■ **GIVEN INSTRUCTION**
Give the material again in full, matching it exactly.

■ **RECORDS SHOWN**
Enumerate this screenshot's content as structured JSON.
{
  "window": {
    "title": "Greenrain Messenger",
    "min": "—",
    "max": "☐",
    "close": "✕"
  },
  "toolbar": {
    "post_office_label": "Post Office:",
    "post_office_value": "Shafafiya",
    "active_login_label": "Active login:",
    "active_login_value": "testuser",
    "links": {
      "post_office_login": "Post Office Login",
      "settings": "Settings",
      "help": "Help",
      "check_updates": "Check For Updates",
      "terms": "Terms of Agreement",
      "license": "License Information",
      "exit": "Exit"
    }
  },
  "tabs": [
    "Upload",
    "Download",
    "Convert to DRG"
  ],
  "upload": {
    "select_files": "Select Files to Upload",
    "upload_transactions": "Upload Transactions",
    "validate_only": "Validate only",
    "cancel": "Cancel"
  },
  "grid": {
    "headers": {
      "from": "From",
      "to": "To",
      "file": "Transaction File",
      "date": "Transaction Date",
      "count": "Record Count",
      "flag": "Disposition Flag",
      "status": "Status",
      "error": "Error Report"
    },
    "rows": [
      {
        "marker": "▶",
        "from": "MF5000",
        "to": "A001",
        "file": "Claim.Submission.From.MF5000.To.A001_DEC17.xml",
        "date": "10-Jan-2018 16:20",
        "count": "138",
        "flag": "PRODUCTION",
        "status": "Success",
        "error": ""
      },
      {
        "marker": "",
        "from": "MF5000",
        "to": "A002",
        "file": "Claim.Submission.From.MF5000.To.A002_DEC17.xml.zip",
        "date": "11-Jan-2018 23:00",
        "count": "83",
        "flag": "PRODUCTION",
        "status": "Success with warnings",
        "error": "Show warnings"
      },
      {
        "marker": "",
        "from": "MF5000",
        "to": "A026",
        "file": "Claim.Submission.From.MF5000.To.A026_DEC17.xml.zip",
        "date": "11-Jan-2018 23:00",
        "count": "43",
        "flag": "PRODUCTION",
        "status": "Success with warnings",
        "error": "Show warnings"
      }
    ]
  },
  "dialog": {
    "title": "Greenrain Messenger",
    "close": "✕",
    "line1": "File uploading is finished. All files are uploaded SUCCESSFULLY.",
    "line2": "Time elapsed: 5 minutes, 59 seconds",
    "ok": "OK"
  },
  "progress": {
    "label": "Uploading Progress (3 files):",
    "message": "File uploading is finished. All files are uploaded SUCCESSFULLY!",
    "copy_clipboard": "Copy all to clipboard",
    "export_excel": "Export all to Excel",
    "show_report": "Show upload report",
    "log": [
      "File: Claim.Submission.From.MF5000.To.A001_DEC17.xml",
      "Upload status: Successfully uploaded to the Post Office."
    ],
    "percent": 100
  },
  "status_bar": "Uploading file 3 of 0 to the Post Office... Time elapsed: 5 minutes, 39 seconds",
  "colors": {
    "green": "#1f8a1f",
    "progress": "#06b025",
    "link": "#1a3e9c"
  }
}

■ **FULL SOLUTION**
Enumerate this screenshot's content as structured JSON.
{
  "window": {
    "title": "Greenrain Messenger",
    "min": "—",
    "max": "☐",
    "close": "✕"
  },
  "toolbar": {
    "post_office_label": "Post Office:",
    "post_office_value": "Shafafiya",
    "active_login_label": "Active login:",
    "active_login_value": "testuser",
    "links": {
      "post_office_login": "Post Office Login",
      "settings": "Settings",
      "help": "Help",
      "check_updates": "Check For Updates",
      "terms": "Terms of Agreement",
      "license": "License Information",
      "exit": "Exit"
    }
  },
  "tabs": [
    "Upload",
    "Download",
    "Convert to DRG"
  ],
  "upload": {
    "select_files": "Select Files to Upload",
    "upload_transactions": "Upload Transactions",
    "validate_only": "Validate only",
    "cancel": "Cancel"
  },
  "grid": {
    "headers": {
      "from": "From",
      "to": "To",
      "file": "Transaction File",
      "date": "Transaction Date",
      "count": "Record Count",
      "flag": "Disposition Flag",
      "status": "Status",
      "error": "Error Report"
    },
    "rows": [
      {
        "marker": "▶",
        "from": "MF5000",
        "to": "A001",
        "file": "Claim.Submission.From.MF5000.To.A001_DEC17.xml",
        "date": "10-Jan-2018 16:20",
        "count": "138",
        "flag": "PRODUCTION",
        "status": "Success",
        "error": ""
      },
      {
        "marker": "",
        "from": "MF5000",
        "to": "A002",
        "file": "Claim.Submission.From.MF5000.To.A002_DEC17.xml.zip",
        "date": "11-Jan-2018 23:00",
        "count": "83",
        "flag": "PRODUCTION",
        "status": "Success with warnings",
        "error": "Show warnings"
      },
      {
        "marker": "",
        "from": "MF5000",
        "to": "A026",
        "file": "Claim.Submission.From.MF5000.To.A026_DEC17.xml.zip",
        "date": "11-Jan-2018 23:00",
        "count": "43",
        "flag": "PRODUCTION",
        "status": "Success with warnings",
        "error": "Show warnings"
      }
    ]
  },
  "dialog": {
    "title": "Greenrain Messenger",
    "close": "✕",
    "line1": "File uploading is finished. All files are uploaded SUCCESSFULLY.",
    "line2": "Time elapsed: 5 minutes, 59 seconds",
    "ok": "OK"
  },
  "progress": {
    "label": "Uploading Progress (3 files):",
    "message": "File uploading is finished. All files are uploaded SUCCESSFULLY!",
    "copy_clipboard": "Copy all to clipboard",
    "export_excel": "Export all to Excel",
    "show_report": "Show upload report",
    "log": [
      "File: Claim.Submission.From.MF5000.To.A001_DEC17.xml",
      "Upload status: Successfully uploaded to the Post Office."
    ],
    "percent": 100
  },
  "status_bar": "Uploading file 3 of 0 to the Post Office... Time elapsed: 5 minutes, 39 seconds",
  "colors": {
    "green": "#1f8a1f",
    "progress": "#06b025",
    "link": "#1a3e9c"
  }
}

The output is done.